This Is Why You Aren’t Getting Dates


Here is some dating advice for any gender, coming from a conventionally unattractive dude.


I really have no business giving out relationship advice when my relationships have been trainwrecks, but maybe my raw, failed perspective will shed some light on your struggles. Chances are we’ve struggled in similar ways.

My credentials:

I have gone on hundreds of dates over the years with dozens of women. I’m in my thirties. I’m not overly attractive, rich, or mentally stable. I’ve had both long-term and short-term success, serious and casual. This should give hope to all of you.

Let’s go over five one-word nouns to describe the crux of your struggles. Chances are something is flawed in one or several of these attributes for you.

Noun #1:


You are severely mentally unstable to the point where you are flaking constantly.

You think you’re unworthy.

You’re frustrated after ten years of dating struggles.

You’re anxious and depressed.

You’re feeling low-energy.

You’re overthinking everything and paralyzed by anything.

Scheduling plans is HARD; screw it, I’m staying in!

You just don’t want to get ready!

All of these thoughts and feelings, so emotional, running through your head. No wonder you can’t land a date. Even if you did manage to schedule something, your emotions would self-sabotage you for eternity, flaking one date after another.

You can’t get emotional with dating, at least not in the beginning. Get out of your head and approach your dates with a positive mindset.

Think of it this way:

I’m going out tonight. No matter what happens, I’m out to have fun. If the other guy or gal flakes, I’m still going to have fun tonight.

You’re placing less value on the dating outcome, and more value on living a fun life. A laid back approach will do you wonders.

For those looking to get married on the first date, it’s the same thing. Don’t put so much pressure on people to be serious right away. Do you really want to end up marrying a murderer because you never smelled the roses?

Relax. Have fun.

Noun #2:


The world is so full of itself in the 21st century. There, I said it.

You have this ideal of what a man or woman should be, and if they aren’t Brad Pitt or Amy Adams, you’re dissatisfied. You think you deserve the guy in a Bentley or the perfect housewife, but your expectations are so out of touch with reality that you missed the good one driving the Honda Civic.

In all likelihood, you are seeking a man or woman who represents 0.00001% of reality, and I’m being generous with the stat.

Before you even go on date #1, you know more about your date than their mom. You are judging and dissecting every little text character and emoji, every little audio message, every little phone/video call, waiting for the smallest red flag to call it off.

→ Data entries
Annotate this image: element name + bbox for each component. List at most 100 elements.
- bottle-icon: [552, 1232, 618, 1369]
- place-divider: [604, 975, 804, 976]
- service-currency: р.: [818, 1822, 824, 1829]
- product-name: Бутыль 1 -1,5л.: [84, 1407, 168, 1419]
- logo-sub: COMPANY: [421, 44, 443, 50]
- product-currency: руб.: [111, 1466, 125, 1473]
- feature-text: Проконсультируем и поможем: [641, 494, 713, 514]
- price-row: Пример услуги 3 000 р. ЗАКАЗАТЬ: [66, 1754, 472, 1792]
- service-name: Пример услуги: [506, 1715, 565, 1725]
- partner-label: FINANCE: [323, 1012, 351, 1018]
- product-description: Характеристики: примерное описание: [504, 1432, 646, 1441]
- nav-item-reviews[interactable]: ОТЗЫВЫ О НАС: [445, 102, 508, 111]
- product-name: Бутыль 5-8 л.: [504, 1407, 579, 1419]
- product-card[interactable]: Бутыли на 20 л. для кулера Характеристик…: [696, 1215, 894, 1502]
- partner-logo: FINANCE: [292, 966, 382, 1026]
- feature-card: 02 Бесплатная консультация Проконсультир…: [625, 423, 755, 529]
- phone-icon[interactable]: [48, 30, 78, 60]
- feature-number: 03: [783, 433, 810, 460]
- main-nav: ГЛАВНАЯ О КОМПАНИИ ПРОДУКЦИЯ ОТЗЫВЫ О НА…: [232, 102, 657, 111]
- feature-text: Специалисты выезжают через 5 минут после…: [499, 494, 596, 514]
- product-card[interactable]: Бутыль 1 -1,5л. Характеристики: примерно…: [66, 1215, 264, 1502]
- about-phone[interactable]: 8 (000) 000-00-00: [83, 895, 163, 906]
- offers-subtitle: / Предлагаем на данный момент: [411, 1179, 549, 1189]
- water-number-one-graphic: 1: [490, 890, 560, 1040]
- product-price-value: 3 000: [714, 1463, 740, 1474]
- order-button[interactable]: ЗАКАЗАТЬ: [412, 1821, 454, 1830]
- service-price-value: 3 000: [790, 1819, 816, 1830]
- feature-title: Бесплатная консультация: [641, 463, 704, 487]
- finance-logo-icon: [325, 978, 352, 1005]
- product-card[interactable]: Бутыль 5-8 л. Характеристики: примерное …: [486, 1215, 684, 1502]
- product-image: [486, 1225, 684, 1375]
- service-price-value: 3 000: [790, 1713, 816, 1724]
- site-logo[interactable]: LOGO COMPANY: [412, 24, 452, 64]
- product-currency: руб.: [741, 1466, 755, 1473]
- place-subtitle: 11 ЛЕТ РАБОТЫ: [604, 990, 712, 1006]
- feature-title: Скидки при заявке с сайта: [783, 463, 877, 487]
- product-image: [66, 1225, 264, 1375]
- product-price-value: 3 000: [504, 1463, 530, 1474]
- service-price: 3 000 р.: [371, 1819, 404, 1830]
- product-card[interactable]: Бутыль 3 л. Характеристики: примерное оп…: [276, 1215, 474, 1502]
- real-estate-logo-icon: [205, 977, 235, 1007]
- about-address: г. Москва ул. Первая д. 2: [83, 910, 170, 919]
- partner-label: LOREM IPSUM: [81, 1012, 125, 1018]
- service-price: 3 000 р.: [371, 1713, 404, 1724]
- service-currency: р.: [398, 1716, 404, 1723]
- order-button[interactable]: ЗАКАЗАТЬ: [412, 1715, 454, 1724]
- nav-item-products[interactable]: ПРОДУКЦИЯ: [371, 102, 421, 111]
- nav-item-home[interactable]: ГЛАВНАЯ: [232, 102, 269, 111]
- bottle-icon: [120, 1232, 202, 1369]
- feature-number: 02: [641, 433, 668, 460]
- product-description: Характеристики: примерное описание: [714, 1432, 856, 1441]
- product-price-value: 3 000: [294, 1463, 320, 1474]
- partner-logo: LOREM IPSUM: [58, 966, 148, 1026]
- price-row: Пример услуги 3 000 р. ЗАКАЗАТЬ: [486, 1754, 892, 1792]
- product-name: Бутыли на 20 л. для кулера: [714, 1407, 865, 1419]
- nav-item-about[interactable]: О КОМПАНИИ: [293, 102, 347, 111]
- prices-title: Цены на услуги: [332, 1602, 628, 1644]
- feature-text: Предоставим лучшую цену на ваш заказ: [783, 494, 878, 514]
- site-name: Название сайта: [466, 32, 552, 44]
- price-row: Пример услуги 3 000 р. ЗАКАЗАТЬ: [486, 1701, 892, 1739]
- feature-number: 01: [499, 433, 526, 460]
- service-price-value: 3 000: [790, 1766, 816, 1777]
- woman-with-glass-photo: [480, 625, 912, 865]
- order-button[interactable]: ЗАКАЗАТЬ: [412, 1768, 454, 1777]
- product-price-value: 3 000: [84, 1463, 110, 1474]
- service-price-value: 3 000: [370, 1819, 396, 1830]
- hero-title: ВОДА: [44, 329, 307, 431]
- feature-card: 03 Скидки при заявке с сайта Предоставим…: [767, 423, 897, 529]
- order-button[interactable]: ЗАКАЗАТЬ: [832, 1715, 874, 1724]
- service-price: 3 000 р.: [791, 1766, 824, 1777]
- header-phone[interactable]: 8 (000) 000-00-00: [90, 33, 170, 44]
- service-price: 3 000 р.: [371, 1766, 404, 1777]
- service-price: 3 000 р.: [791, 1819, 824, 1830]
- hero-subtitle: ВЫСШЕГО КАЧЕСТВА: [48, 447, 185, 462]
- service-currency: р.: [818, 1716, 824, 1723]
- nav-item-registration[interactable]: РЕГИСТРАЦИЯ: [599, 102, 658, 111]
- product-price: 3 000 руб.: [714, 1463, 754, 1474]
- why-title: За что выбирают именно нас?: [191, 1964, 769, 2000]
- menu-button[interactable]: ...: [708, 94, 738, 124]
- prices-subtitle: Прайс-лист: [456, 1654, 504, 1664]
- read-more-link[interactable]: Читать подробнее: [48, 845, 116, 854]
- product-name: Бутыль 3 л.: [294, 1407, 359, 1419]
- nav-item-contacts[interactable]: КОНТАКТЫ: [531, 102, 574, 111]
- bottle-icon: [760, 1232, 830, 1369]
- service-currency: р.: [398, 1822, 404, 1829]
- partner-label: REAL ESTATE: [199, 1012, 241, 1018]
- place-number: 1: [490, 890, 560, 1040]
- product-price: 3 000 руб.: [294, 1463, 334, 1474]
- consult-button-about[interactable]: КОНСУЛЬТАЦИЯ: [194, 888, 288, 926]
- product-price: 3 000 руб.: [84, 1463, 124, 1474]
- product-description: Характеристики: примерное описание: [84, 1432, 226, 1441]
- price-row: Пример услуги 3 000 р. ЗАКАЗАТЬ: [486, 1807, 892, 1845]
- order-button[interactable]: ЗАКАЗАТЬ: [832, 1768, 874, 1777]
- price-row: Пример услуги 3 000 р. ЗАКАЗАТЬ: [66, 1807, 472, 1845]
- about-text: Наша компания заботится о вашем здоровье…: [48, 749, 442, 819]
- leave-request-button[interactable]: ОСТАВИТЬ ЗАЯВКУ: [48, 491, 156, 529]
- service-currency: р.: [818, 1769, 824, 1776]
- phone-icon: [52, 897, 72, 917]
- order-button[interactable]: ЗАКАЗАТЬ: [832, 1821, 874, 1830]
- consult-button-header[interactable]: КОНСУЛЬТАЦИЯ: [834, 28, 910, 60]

→ Short problem A
Copy the records verbatim, beginning with their first line and ending with the line containing "1432, 646, 1441]", including that line.
→ Short problem B
Continue the dating advice piece from its final sentence.

→ Task answer A
Annotate this image: element name + bbox for each component. List at most 100 elements.
- bottle-icon: [552, 1232, 618, 1369]
- place-divider: [604, 975, 804, 976]
- service-currency: р.: [818, 1822, 824, 1829]
- product-name: Бутыль 1 -1,5л.: [84, 1407, 168, 1419]
- logo-sub: COMPANY: [421, 44, 443, 50]
- product-currency: руб.: [111, 1466, 125, 1473]
- feature-text: Проконсультируем и поможем: [641, 494, 713, 514]
- price-row: Пример услуги 3 000 р. ЗАКАЗАТЬ: [66, 1754, 472, 1792]
- service-name: Пример услуги: [506, 1715, 565, 1725]
- partner-label: FINANCE: [323, 1012, 351, 1018]
- product-description: Характеристики: примерное описание: [504, 1432, 646, 1441]

→ Task answer B
Here’s an idea:

Go date a homeless man or woman. Go date a drug addict. Go date a smoker or alcoholic. I’m half joking, half being honest here. You don’t know how good your potential date is until you see the world with clear vision.

I’ve ranted before about social media, dating apps, TV, and pop culture generally twisting our worldviews. Not all of us can be Justin Bieber and land Selena Gomez. But guess what? That lady next door could be your Selena.

Noun #3:


More people are isolated and alone than ever before. I don’t see this getting any better, as today’s generations are skipping any kind of social lifestyle. It’s just easier to stay in tonight!

You’re not going to get any dates by watching Netflix all day. I went for a run this morning and saw over a dozen women who could be potential first dates. I was VISIBLE!

If you take up a hobby, like swimming or Dungeons and Dragons, you will meet people. Meeting people is all you need.

If you’re the more introverted, shy type like me, then use the apps. Be visible on there. I will warn the men that dating apps will require you to be in your best, most honest light. For you women out there, the apps are EXTREME visibility, get ready.

Noun #4:


Your appearance to the world is a mess. People take one look at you and run away. Date #1? You wish.

Now I’m not saying you’re a hairy monster and no one will date that. No, many women like beards and Gandalf. Some men too. I’m saying your appearance gives off the feeling that you don’t want to be here and you don’t know who you are. As I mentioned in Noun #3, you need to show your best and honest light to the world. Figure out your true identity and show it.

What am I getting at here..

So say you’re a nerd and you tell people you’re a super athlete football linebacker. Who you appear to be and what you think you are need to be aligned!

Just because you like Star Wars doesn’t mean you should be dishonest and hide that nerdy fact! Appear to be who you really say and think to be!

This goes for the real world, social media, the dating apps, all of the above. Just show who you really are without embarrassment. Someone else will align with you and your interests, even if you are a chronic weed smoker.

I suppose you could toss around “appearance” with “confidence”, but I don’t really think you need to be confident to get a date. If you’re socially anxious and low in self-esteem, own it. Make jokes about it. Don’t let it hold you back from getting that date.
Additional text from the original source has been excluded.